Marcelaine expõe que, por se tratar de uma área de preservação, "na última reunião ficou acordado da prefeitura fazer um plano de regularização e apresentar ao Instituto de Água e Terra [IAT]". Outro morador, Gilberto da Silva, acredita que o IAT vai autorizar a regularização, pois "a plantação de pinus não é reserva ambiental, foi plantada, é de colher". Sua esposa, Oralina Ricardi, acrescenta que "não tem nascentes de água próximo e o Rio Marrecas fica  no mínimo uns 150 metros das casas".

A quarta audiência está marcada para o dia 25 de novembro. Marcelaine conta ansiosa os dias e esperançosa pela decisão favorável de regularização dos lotes. "Na rua não podemos ficar", diz ela, enquanto olha para as crianças brincando numa areia no pátio. Ana Carolina, enquanto amamenta a pequena Manu, afirma que "na ocupação são mais de 20 crianças", que além de manterem relações de amizade, também frequentam escolas e creches no bairro. Ana Claudia, outra moradora, relata que possui uma filha adolescente especial, a Talita, a qual frequenta a Associação dos Pais e Amigos dos Excepcionais.

Outras características da ocupação, destacadas pelas moradoras, são a solidariedade e a resistência. Dona Oralina diz que "um vizinho ajuda o outro". Relatam o fato de uma tentativa de despejo sobre uma família que havia construído uma casa recentemente. Descrevem a força do aparato policial destinada para tal ação. "Eles queriam colocar medo", diz Marcelaine. "Para tirar uma casinha eram mais de 20 policiais. Nos sentimos humilhados. Somos trabalhadores e aqui também tem um monte de criança", declara Oralina.

Ana Carolina comenta que quando viram o movimento da polícia e da retroescavadeira preparada para demolir a casa, as famílias se uniram e foram todas para a entrada da ocupação, clamando para que aquela família não fosse despejada, assim como todas tivessem seu direito à moradia garantido.

Tarefa solicitada A
Repita sem alterações as linhas das entradas abaixo, começando pela linha que contém "Patent image size: (625, 1114)." e seguindo até a linha que contém "The retainer 13 is at (465, 171).", incluindo as duas.

Entradas da tarefa
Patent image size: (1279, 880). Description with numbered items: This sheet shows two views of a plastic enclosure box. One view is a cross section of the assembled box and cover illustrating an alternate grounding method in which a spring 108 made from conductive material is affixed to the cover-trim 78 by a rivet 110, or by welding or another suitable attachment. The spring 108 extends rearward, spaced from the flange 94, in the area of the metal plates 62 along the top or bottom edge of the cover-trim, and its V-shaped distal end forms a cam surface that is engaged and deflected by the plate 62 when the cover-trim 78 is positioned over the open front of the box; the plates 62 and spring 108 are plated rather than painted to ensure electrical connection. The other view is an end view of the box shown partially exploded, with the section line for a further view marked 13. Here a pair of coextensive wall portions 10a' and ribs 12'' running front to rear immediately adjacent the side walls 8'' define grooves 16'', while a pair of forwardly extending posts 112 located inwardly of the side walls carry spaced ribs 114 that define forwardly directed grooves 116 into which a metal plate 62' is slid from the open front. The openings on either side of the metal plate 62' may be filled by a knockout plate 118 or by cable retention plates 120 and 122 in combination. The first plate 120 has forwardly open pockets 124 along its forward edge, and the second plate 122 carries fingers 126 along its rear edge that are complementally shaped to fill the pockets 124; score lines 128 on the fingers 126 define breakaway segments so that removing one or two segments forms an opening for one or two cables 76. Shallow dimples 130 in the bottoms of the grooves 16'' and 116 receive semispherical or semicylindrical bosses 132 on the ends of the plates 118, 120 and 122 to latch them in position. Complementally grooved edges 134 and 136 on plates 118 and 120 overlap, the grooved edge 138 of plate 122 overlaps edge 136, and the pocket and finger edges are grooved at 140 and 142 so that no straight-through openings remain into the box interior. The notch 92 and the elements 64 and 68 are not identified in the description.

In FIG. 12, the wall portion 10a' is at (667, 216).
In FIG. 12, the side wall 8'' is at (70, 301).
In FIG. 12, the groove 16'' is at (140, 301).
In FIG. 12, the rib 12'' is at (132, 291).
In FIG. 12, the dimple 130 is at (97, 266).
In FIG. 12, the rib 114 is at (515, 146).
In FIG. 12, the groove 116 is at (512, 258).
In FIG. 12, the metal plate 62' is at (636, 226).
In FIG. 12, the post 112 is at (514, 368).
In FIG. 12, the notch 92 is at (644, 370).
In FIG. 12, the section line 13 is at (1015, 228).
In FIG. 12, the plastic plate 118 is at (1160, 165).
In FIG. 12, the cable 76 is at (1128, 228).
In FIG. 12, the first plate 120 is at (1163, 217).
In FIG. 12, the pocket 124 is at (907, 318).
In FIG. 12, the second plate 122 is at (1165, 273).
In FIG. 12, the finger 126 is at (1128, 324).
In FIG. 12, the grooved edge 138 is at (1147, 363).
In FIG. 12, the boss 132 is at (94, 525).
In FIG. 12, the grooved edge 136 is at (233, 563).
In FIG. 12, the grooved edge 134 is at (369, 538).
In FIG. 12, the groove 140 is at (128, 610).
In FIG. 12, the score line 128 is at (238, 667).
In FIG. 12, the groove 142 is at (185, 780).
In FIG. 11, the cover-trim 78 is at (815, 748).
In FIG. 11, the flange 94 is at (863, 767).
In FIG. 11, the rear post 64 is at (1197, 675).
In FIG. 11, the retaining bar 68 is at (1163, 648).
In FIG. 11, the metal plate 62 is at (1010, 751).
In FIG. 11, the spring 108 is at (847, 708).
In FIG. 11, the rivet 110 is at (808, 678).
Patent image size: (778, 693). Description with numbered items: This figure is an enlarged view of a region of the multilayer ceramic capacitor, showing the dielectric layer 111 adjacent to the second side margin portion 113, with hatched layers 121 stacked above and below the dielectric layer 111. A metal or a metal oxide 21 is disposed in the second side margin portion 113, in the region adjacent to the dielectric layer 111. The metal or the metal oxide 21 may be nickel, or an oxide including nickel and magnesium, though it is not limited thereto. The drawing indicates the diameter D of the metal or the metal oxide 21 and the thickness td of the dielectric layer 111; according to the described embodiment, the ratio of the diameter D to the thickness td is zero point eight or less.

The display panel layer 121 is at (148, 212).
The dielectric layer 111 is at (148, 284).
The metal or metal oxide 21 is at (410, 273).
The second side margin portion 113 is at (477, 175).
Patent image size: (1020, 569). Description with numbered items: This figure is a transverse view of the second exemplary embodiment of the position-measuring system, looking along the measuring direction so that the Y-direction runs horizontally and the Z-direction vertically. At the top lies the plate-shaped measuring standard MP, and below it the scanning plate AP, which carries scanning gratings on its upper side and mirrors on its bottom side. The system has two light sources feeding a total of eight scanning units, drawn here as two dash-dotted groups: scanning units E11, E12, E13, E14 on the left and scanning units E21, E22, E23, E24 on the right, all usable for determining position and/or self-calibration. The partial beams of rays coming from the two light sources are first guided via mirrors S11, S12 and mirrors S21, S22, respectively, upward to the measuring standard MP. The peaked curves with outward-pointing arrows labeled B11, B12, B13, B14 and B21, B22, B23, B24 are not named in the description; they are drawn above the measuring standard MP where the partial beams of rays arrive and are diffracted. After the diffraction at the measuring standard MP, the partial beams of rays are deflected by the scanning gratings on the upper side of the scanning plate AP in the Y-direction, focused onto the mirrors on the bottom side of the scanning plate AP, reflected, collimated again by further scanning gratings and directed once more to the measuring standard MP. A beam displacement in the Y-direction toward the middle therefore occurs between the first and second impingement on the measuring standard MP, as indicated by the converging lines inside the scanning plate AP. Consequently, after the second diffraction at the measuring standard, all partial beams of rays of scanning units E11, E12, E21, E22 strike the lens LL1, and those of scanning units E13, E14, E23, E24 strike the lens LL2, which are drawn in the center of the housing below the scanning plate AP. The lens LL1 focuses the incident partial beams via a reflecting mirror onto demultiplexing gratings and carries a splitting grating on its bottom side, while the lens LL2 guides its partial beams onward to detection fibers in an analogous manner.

--

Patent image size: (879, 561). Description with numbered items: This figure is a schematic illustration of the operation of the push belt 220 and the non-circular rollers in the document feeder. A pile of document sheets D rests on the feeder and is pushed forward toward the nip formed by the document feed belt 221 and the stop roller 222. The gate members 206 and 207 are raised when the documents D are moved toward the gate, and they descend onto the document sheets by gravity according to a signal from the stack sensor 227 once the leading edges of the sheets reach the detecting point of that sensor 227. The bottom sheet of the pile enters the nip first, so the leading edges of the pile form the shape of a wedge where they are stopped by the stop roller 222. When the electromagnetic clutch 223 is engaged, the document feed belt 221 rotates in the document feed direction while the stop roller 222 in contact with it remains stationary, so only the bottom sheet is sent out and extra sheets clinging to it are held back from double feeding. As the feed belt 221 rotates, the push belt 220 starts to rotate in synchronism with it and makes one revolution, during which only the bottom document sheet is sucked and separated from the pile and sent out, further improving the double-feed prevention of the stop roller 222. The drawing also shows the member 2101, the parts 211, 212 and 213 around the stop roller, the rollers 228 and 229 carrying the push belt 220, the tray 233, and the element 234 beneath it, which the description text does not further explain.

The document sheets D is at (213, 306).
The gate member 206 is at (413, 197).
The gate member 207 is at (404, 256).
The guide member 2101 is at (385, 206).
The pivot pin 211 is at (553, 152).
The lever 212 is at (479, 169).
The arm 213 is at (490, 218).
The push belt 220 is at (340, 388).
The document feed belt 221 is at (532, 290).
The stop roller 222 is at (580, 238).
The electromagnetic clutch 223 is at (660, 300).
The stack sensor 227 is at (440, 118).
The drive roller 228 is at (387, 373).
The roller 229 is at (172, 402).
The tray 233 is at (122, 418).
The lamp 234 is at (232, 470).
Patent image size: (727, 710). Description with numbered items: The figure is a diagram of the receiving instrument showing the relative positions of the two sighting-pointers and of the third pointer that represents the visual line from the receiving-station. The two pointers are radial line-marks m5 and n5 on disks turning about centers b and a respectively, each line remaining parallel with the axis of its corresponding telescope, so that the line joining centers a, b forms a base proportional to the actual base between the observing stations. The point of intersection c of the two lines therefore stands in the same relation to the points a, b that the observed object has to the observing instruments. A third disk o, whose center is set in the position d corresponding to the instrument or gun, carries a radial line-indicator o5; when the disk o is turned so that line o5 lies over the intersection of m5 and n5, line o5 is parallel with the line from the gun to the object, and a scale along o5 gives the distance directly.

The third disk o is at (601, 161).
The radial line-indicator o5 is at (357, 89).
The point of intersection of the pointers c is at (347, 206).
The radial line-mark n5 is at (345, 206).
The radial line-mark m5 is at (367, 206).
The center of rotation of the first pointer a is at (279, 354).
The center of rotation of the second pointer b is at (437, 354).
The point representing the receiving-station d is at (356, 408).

* * *

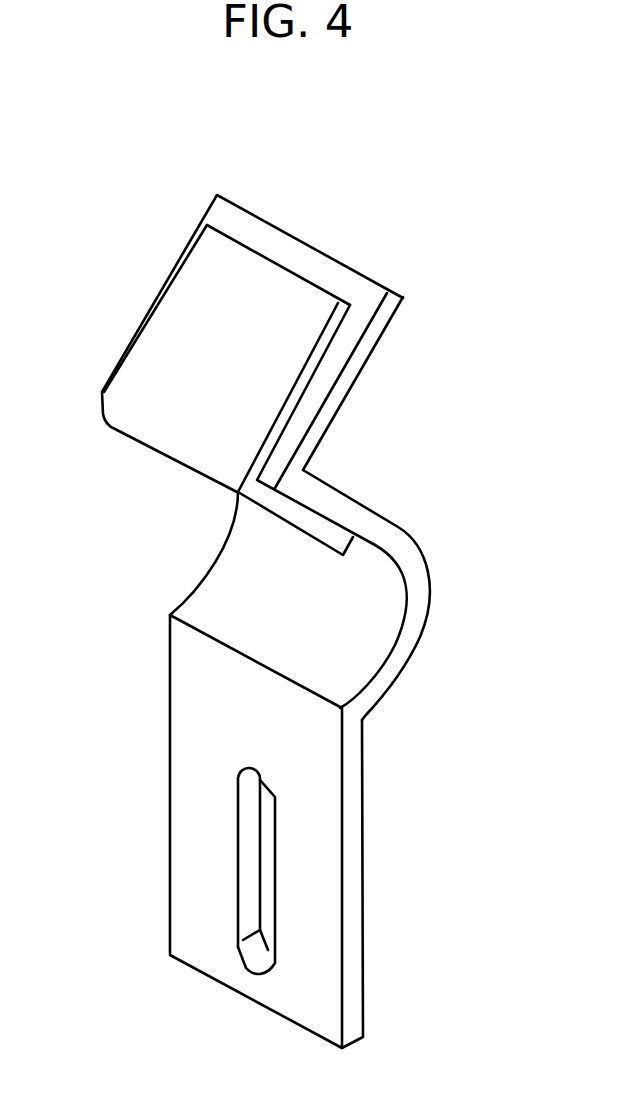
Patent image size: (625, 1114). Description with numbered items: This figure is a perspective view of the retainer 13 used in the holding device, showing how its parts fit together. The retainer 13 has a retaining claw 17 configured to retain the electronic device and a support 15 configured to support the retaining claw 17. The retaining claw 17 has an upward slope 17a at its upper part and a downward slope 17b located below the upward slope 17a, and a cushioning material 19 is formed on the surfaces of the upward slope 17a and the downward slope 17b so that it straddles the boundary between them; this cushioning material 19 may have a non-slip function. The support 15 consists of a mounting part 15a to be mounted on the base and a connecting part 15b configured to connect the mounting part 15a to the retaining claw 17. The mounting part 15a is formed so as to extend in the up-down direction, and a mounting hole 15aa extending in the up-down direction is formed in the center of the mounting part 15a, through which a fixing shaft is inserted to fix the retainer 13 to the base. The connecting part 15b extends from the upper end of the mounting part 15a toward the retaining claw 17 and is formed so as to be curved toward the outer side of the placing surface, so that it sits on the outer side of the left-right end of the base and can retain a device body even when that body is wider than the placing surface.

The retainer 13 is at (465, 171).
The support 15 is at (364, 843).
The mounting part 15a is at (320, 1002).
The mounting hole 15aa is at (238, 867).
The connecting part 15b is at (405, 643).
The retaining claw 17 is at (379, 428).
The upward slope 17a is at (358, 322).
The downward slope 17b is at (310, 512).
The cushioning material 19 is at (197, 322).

Tarefa solicitada B
Extraia sem alterações a passagem do trecho sobre a ocupação, começando em "A quarta audiência" e seguindo até "Amigos dos Excepcionais.".

Resultado da tarefa A
Patent image size: (625, 1114). Description with numbered items: This figure is a perspective view of the retainer 13 used in the holding device, showing how its parts fit together. The retainer 13 has a retaining claw 17 configured to retain the electronic device and a support 15 configured to support the retaining claw 17. The retaining claw 17 has an upward slope 17a at its upper part and a downward slope 17b located below the upward slope 17a, and a cushioning material 19 is formed on the surfaces of the upward slope 17a and the downward slope 17b so that it straddles the boundary between them; this cushioning material 19 may have a non-slip function. The support 15 consists of a mounting part 15a to be mounted on the base and a connecting part 15b configured to connect the mounting part 15a to the retaining claw 17. The mounting part 15a is formed so as to extend in the up-down direction, and a mounting hole 15aa extending in the up-down direction is formed in the center of the mounting part 15a, through which a fixing shaft is inserted to fix the retainer 13 to the base. The connecting part 15b extends from the upper end of the mounting part 15a toward the retaining claw 17 and is formed so as to be curved toward the outer side of the placing surface, so that it sits on the outer side of the left-right end of the base and can retain a device body even when that body is wider than the placing surface.

The retainer 13 is at (465, 171).

Resultado da tarefa B
A quarta audiência está marcada para o dia 25 de novembro. Marcelaine conta ansiosa os dias e esperançosa pela decisão favorável de regularização dos lotes. "Na rua não podemos ficar", diz ela, enquanto olha para as crianças brincando numa areia no pátio. Ana Carolina, enquanto amamenta a pequena Manu, afirma que "na ocupação são mais de 20 crianças", que além de manterem relações de amizade, também frequentam escolas e creches no bairro. Ana Claudia, outra moradora, relata que possui uma filha adolescente especial, a Talita, a qual frequenta a Associação dos Pais e Amigos dos Excepcionais.